WHAT THE EXERCISE ASKS:
Can you transcribe the data exactly? Leave the pictures out.

** START RECORDS PROVIDED **

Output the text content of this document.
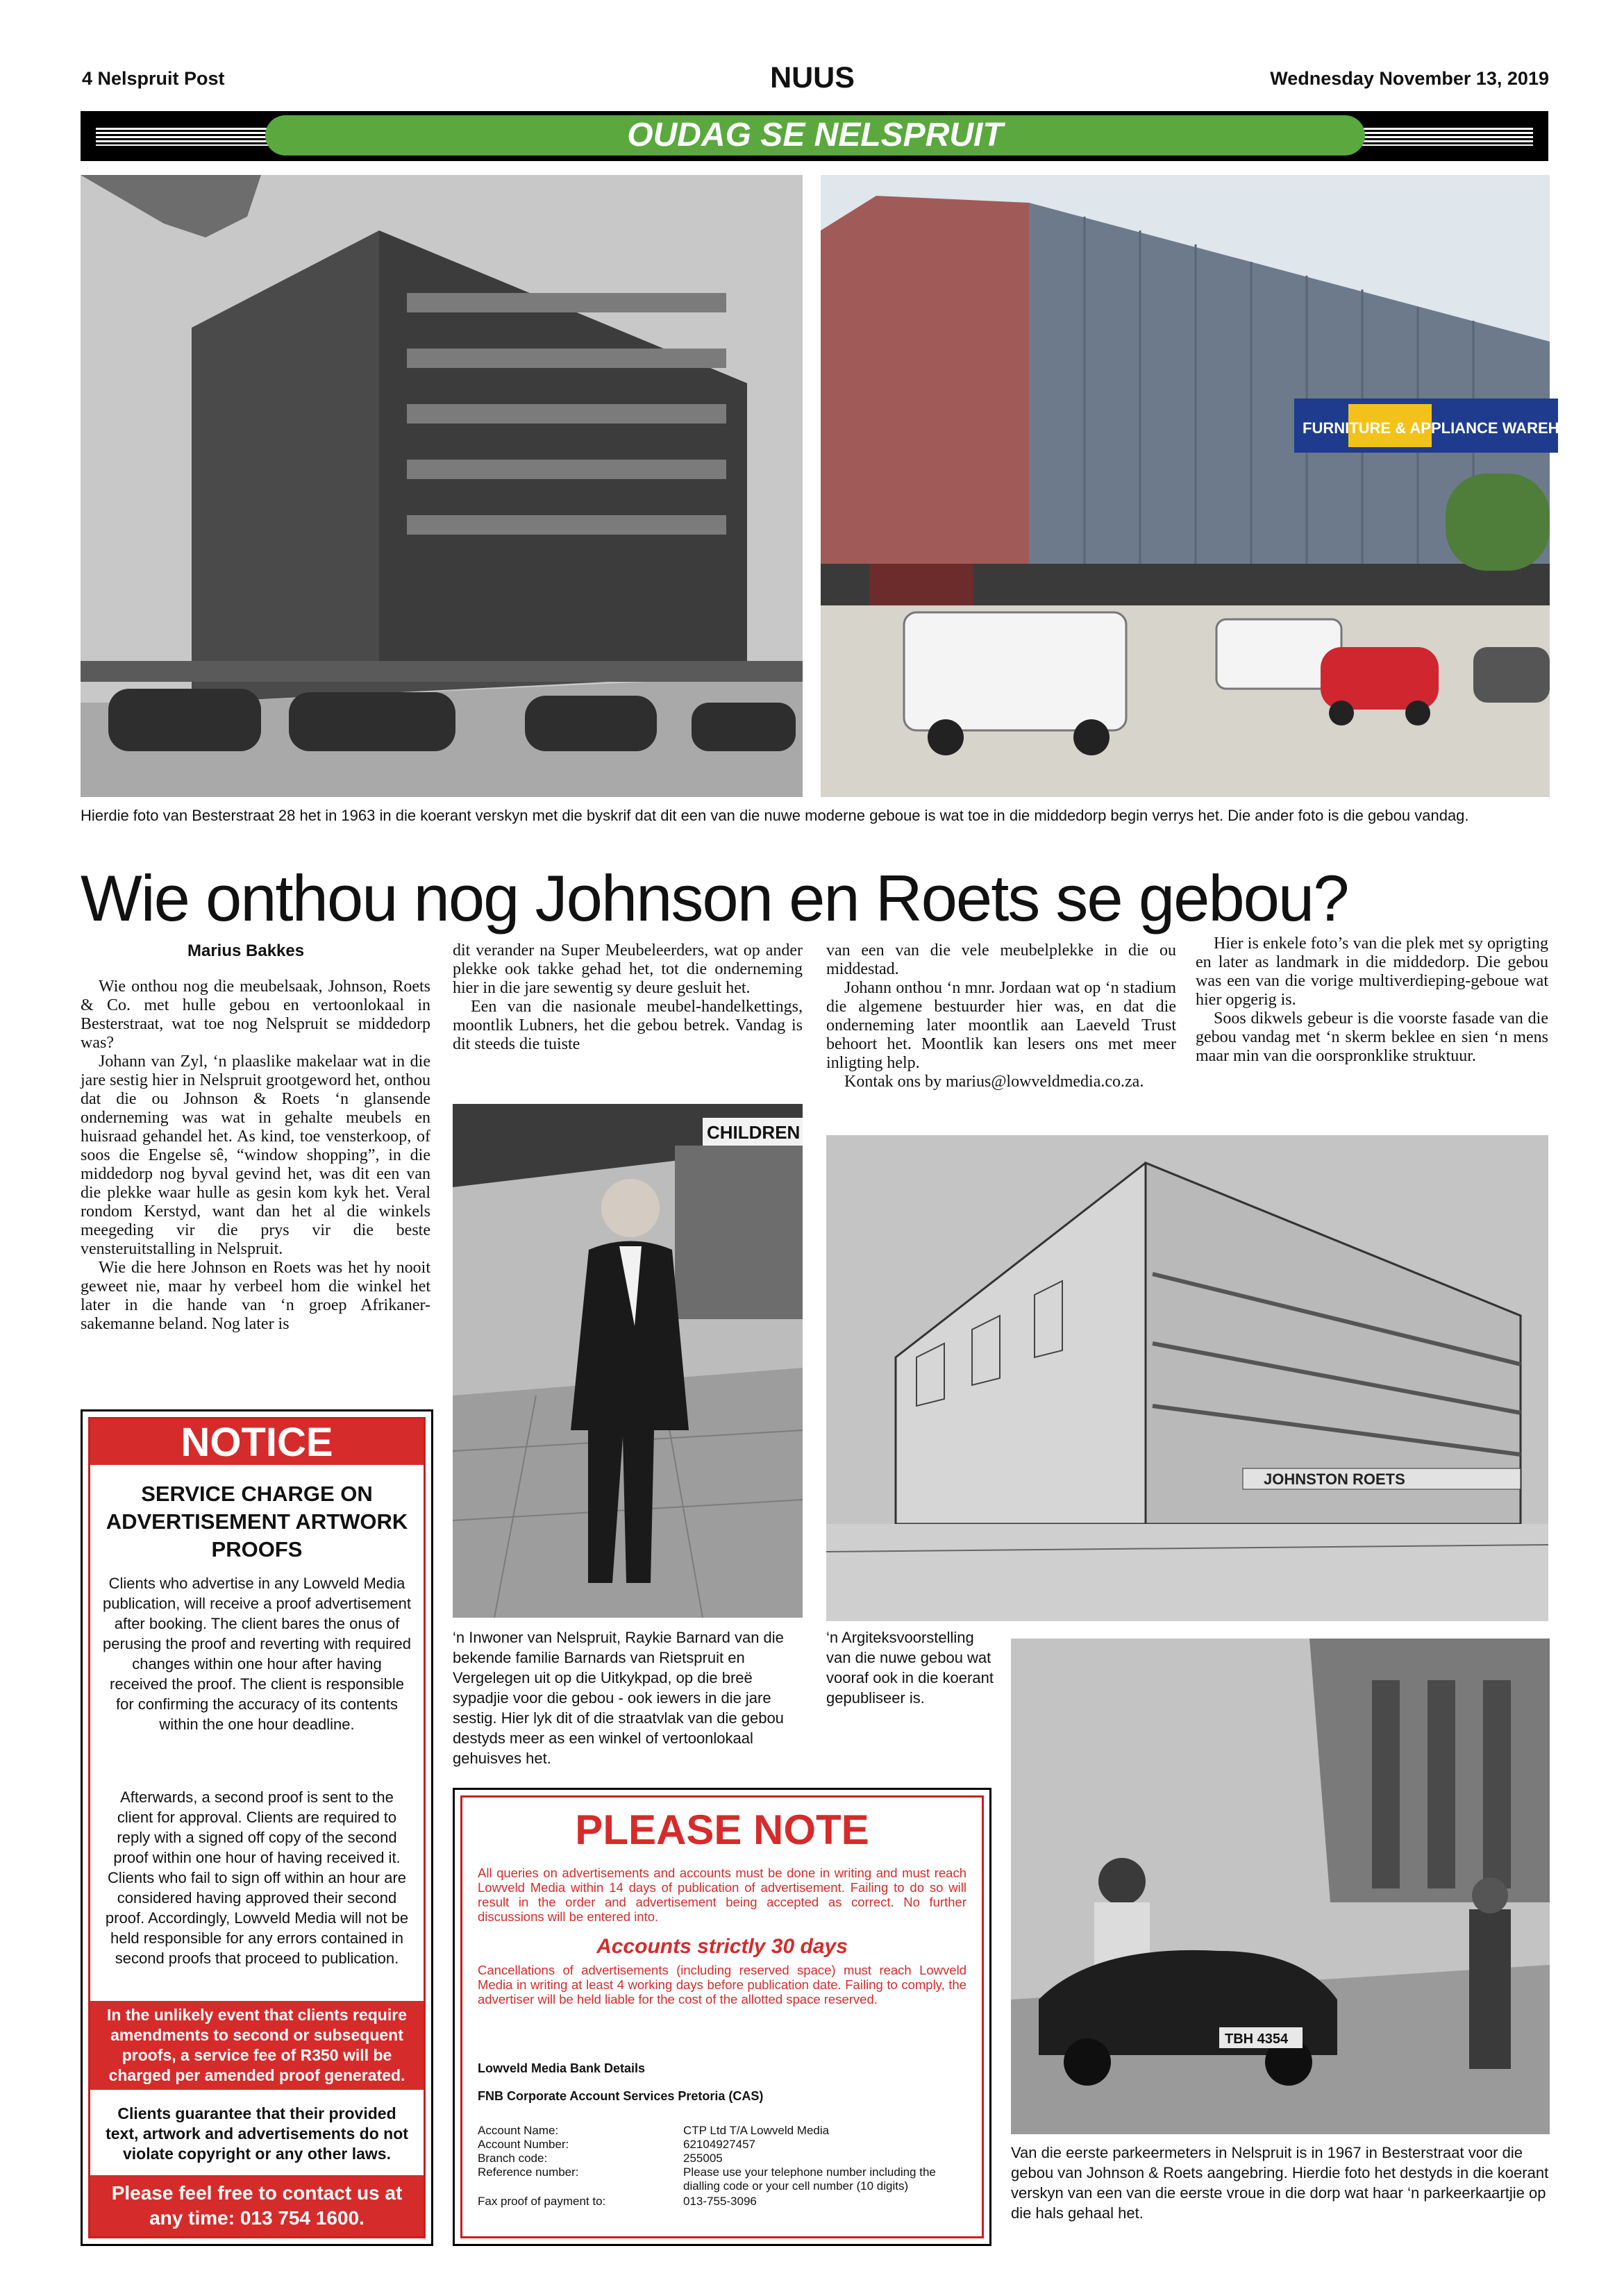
4 Nelspruit Post	NUUS	Wednesday November 13, 2019
OUDAG SE NELSPRUIT
FURNITURE & APPLIANCE WAREHOUSE
Hierdie foto van Besterstraat 28 het in 1963 in die koerant verskyn met die byskrif dat dit een van die nuwe moderne geboue is wat toe in die middedorp begin verrys het. Die ander foto is die gebou vandag.
Wie onthou nog Johnson en Roets se gebou?
Marius Bakkes

Wie onthou nog die meubelsaak, Johnson, Roets & Co. met hulle gebou en vertoonlokaal in Besterstraat, wat toe nog Nelspruit se middedorp was?

Johann van Zyl, ‘n plaaslike makelaar wat in die jare sestig hier in Nelspruit grootgeword het, onthou dat die ou Johnson & Roets ‘n glansende onderneming was wat in gehalte meubels en huisraad gehandel het. As kind, toe vensterkoop, of soos die Engelse sê, “window shopping”, in die middedorp nog byval gevind het, was dit een van die plekke waar hulle as gesin kom kyk het. Veral rondom Kerstyd, want dan het al die winkels meegeding vir die prys vir die beste vensteruitstalling in Nelspruit.

Wie die here Johnson en Roets was het hy nooit geweet nie, maar hy verbeel hom die winkel het later in die hande van ‘n groep Afrikaner-sakemanne beland. Nog later is

dit verander na Super Meubeleerders, wat op ander plekke ook takke gehad het, tot die onderneming hier in die jare sewentig sy deure gesluit het.

Een van die nasionale meubel-handelkettings, moontlik Lubners, het die gebou betrek. Vandag is dit steeds die tuiste

van een van die vele meubelplekke in die ou middestad.

Johann onthou ‘n mnr. Jordaan wat op ‘n stadium die algemene bestuurder hier was, en dat die onderneming later moontlik aan Laeveld Trust behoort het. Moontlik kan lesers ons met meer inligting help.

Kontak ons by marius@lowveldmedia.co.za.

Hier is enkele foto’s van die plek met sy oprigting en later as landmark in die middedorp. Die gebou was een van die vorige multiverdieping-geboue wat hier opgerig is.

Soos dikwels gebeur is die voorste fasade van die gebou vandag met ‘n skerm beklee en sien ‘n mens maar min van die oorspronklike struktuur.

CHILDREN
JOHNSTON ROETS
TBH 4354
‘n Inwoner van Nelspruit, Raykie Barnard van die bekende familie Barnards van Rietspruit en Vergelegen uit op die Uitkykpad, op die breë sypadjie voor die gebou - ook iewers in die jare sestig. Hier lyk dit of die straatvlak van die gebou destyds meer as een winkel of vertoonlokaal gehuisves het.
‘n Argiteksvoorstelling van die nuwe gebou wat vooraf ook in die koerant gepubliseer is.
Van die eerste parkeermeters in Nelspruit is in 1967 in Besterstraat voor die gebou van Johnson & Roets aangebring. Hierdie foto het destyds in die koerant verskyn van een van die eerste vroue in die dorp wat haar ‘n parkeerkaartjie op die hals gehaal het.
NOTICE
SERVICE CHARGE ON ADVERTISEMENT ARTWORK PROOFS
Clients who advertise in any Lowveld Media publication, will receive a proof advertisement after booking. The client bares the onus of perusing the proof and reverting with required changes within one hour after having received the proof. The client is responsible for confirming the accuracy of its contents within the one hour deadline.
Afterwards, a second proof is sent to the client for approval. Clients are required to reply with a signed off copy of the second proof within one hour of having received it. Clients who fail to sign off within an hour are considered having approved their second proof. Accordingly, Lowveld Media will not be held responsible for any errors contained in second proofs that proceed to publication.
In the unlikely event that clients require amendments to second or subsequent proofs, a service fee of R350 will be charged per amended proof generated.
Clients guarantee that their provided text, artwork and advertisements do not violate copyright or any other laws.
Please feel free to contact us at any time: 013 754 1600.
PLEASE NOTE
All queries on advertisements and accounts must be done in writing and must reach Lowveld Media within 14 days of publication of advertisement. Failing to do so will result in the order and advertisement being accepted as correct. No further discussions will be entered into.
Accounts strictly 30 days
Cancellations of advertisements (including reserved space) must reach Lowveld Media in writing at least 4 working days before publication date. Failing to comply, the advertiser will be held liable for the cost of the allotted space reserved.
Lowveld Media Bank Details
FNB Corporate Account Services Pretoria (CAS)
Account Name:	CTP Ltd T/A Lowveld Media
Account Number:	62104927457
Branch code:	255005
Reference number:	Please use your telephone number including the dialling code or your cell number (10 digits)
Fax proof of payment to:	013-755-3096
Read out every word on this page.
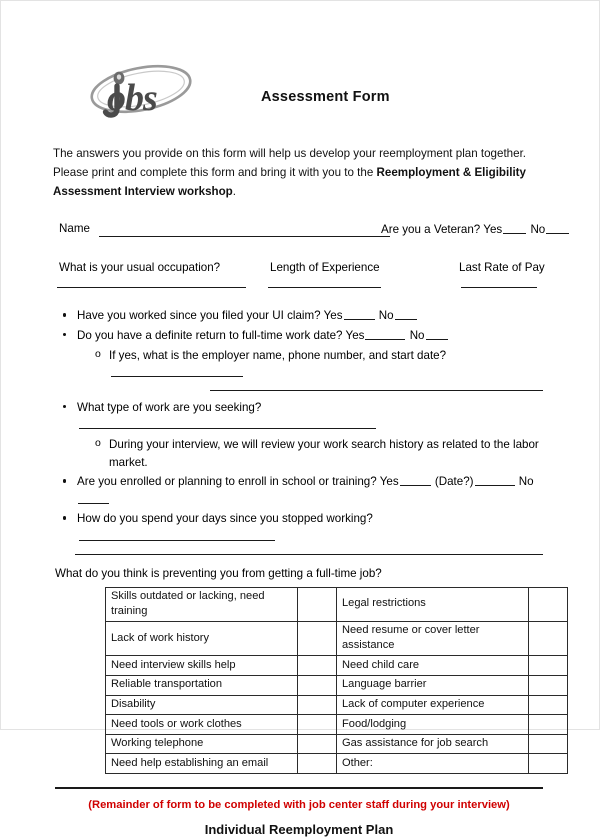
obs	Assessment Form

The answers you provide on this form will help us develop your reemployment plan together. Please print and complete this form and bring it with you to the Reemployment & Eligibility Assessment Interview workshop.

Name	Are you a Veteran? Yes No
What is your usual occupation?	Length of Experience	Last Rate of Pay
Have you worked since you filed your UI claim? Yes	No
Do you have a definite return to full-time work date? Yes	No
o If yes, what is the employer name, phone number, and start date?
What type of work are you seeking?
o During your interview, we will review your work search history as related to the labor market.
Are you enrolled or planning to enroll in school or training? Yes	(Date?)	No
How do you spend your days since you stopped working?
What do you think is preventing you from getting a full-time job?
Skills outdated or lacking, need training		Legal restrictions	
Lack of work history		Need resume or cover letter assistance	
Need interview skills help		Need child care	
Reliable transportation		Language barrier	
Disability		Lack of computer experience	
Need tools or work clothes		Food/lodging	
Working telephone		Gas assistance for job search	
Need help establishing an email		Other:	
(Remainder of form to be completed with job center staff during your interview)
Individual Reemployment Plan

** END RECORDS PROVIDED **

RESULT FOR THIS TASK:
Output the text content of this document.
4 Nelspruit Post	NUUS	Wednesday November 13, 2019
OUDAG SE NELSPRUIT
FURNITURE & APPLIANCE WAREHOUSE
Hierdie foto van Besterstraat 28 het in 1963 in die koerant verskyn met die byskrif dat dit een van die nuwe moderne geboue is wat toe in die middedorp begin verrys het. Die ander foto is die gebou vandag.
Wie onthou nog Johnson en Roets se gebou?
Marius Bakkes

Wie onthou nog die meubelsaak, Johnson, Roets & Co. met hulle gebou en vertoonlokaal in Besterstraat, wat toe nog Nelspruit se middedorp was?

Johann van Zyl, ‘n plaaslike makelaar wat in die jare sestig hier in Nelspruit grootgeword het, onthou dat die ou Johnson & Roets ‘n glansende onderneming was wat in gehalte meubels en huisraad gehandel het. As kind, toe vensterkoop, of soos die Engelse sê, “window shopping”, in die middedorp nog byval gevind het, was dit een van die plekke waar hulle as gesin kom kyk het. Veral rondom Kerstyd, want dan het al die winkels meegeding vir die prys vir die beste vensteruitstalling in Nelspruit.

Wie die here Johnson en Roets was het hy nooit geweet nie, maar hy verbeel hom die winkel het later in die hande van ‘n groep Afrikaner-sakemanne beland. Nog later is

dit verander na Super Meubeleerders, wat op ander plekke ook takke gehad het, tot die onderneming hier in die jare sewentig sy deure gesluit het.

Een van die nasionale meubel-handelkettings, moontlik Lubners, het die gebou betrek. Vandag is dit steeds die tuiste

van een van die vele meubelplekke in die ou middestad.

Johann onthou ‘n mnr. Jordaan wat op ‘n stadium die algemene bestuurder hier was, en dat die onderneming later moontlik aan Laeveld Trust behoort het. Moontlik kan lesers ons met meer inligting help.

Kontak ons by marius@lowveldmedia.co.za.

Hier is enkele foto’s van die plek met sy oprigting en later as landmark in die middedorp. Die gebou was een van die vorige multiverdieping-geboue wat hier opgerig is.

Soos dikwels gebeur is die voorste fasade van die gebou vandag met ‘n skerm beklee en sien ‘n mens maar min van die oorspronklike struktuur.

CHILDREN
JOHNSTON ROETS
TBH 4354
‘n Inwoner van Nelspruit, Raykie Barnard van die bekende familie Barnards van Rietspruit en Vergelegen uit op die Uitkykpad, op die breë sypadjie voor die gebou - ook iewers in die jare sestig. Hier lyk dit of die straatvlak van die gebou destyds meer as een winkel of vertoonlokaal gehuisves het.
‘n Argiteksvoorstelling van die nuwe gebou wat vooraf ook in die koerant gepubliseer is.
Van die eerste parkeermeters in Nelspruit is in 1967 in Besterstraat voor die gebou van Johnson & Roets aangebring. Hierdie foto het destyds in die koerant verskyn van een van die eerste vroue in die dorp wat haar ‘n parkeerkaartjie op die hals gehaal het.
NOTICE
SERVICE CHARGE ON ADVERTISEMENT ARTWORK PROOFS
Clients who advertise in any Lowveld Media publication, will receive a proof advertisement after booking. The client bares the onus of perusing the proof and reverting with required changes within one hour after having received the proof. The client is responsible for confirming the accuracy of its contents within the one hour deadline.
Afterwards, a second proof is sent to the client for approval. Clients are required to reply with a signed off copy of the second proof within one hour of having received it. Clients who fail to sign off within an hour are considered having approved their second proof. Accordingly, Lowveld Media will not be held responsible for any errors contained in second proofs that proceed to publication.
In the unlikely event that clients require amendments to second or subsequent proofs, a service fee of R350 will be charged per amended proof generated.
Clients guarantee that their provided text, artwork and advertisements do not violate copyright or any other laws.
Please feel free to contact us at any time: 013 754 1600.
PLEASE NOTE
All queries on advertisements and accounts must be done in writing and must reach Lowveld Media within 14 days of publication of advertisement. Failing to do so will result in the order and advertisement being accepted as correct. No further discussions will be entered into.
Accounts strictly 30 days
Cancellations of advertisements (including reserved space) must reach Lowveld Media in writing at least 4 working days before publication date. Failing to comply, the advertiser will be held liable for the cost of the allotted space reserved.
Lowveld Media Bank Details
FNB Corporate Account Services Pretoria (CAS)
Account Name:	CTP Ltd T/A Lowveld Media
Account Number:	62104927457
Branch code:	255005
Reference number:	Please use your telephone number including the dialling code or your cell number (10 digits)
Fax proof of payment to:	013-755-3096
Read out every word on this page.
obs	Assessment Form

The answers you provide on this form will help us develop your reemployment plan together. Please print and complete this form and bring it with you to the Reemployment & Eligibility Assessment Interview workshop.

Name	Are you a Veteran? Yes No
What is your usual occupation?	Length of Experience	Last Rate of Pay
Have you worked since you filed your UI claim? Yes	No
Do you have a definite return to full-time work date? Yes	No
o If yes, what is the employer name, phone number, and start date?
What type of work are you seeking?
o During your interview, we will review your work search history as related to the labor market.
Are you enrolled or planning to enroll in school or training? Yes	(Date?)	No
How do you spend your days since you stopped working?
What do you think is preventing you from getting a full-time job?
Skills outdated or lacking, need training		Legal restrictions	
Lack of work history		Need resume or cover letter assistance	
Need interview skills help		Need child care	
Reliable transportation		Language barrier	
Disability		Lack of computer experience	
Need tools or work clothes		Food/lodging	
Working telephone		Gas assistance for job search	
Need help establishing an email		Other:	
(Remainder of form to be completed with job center staff during your interview)
Individual Reemployment Plan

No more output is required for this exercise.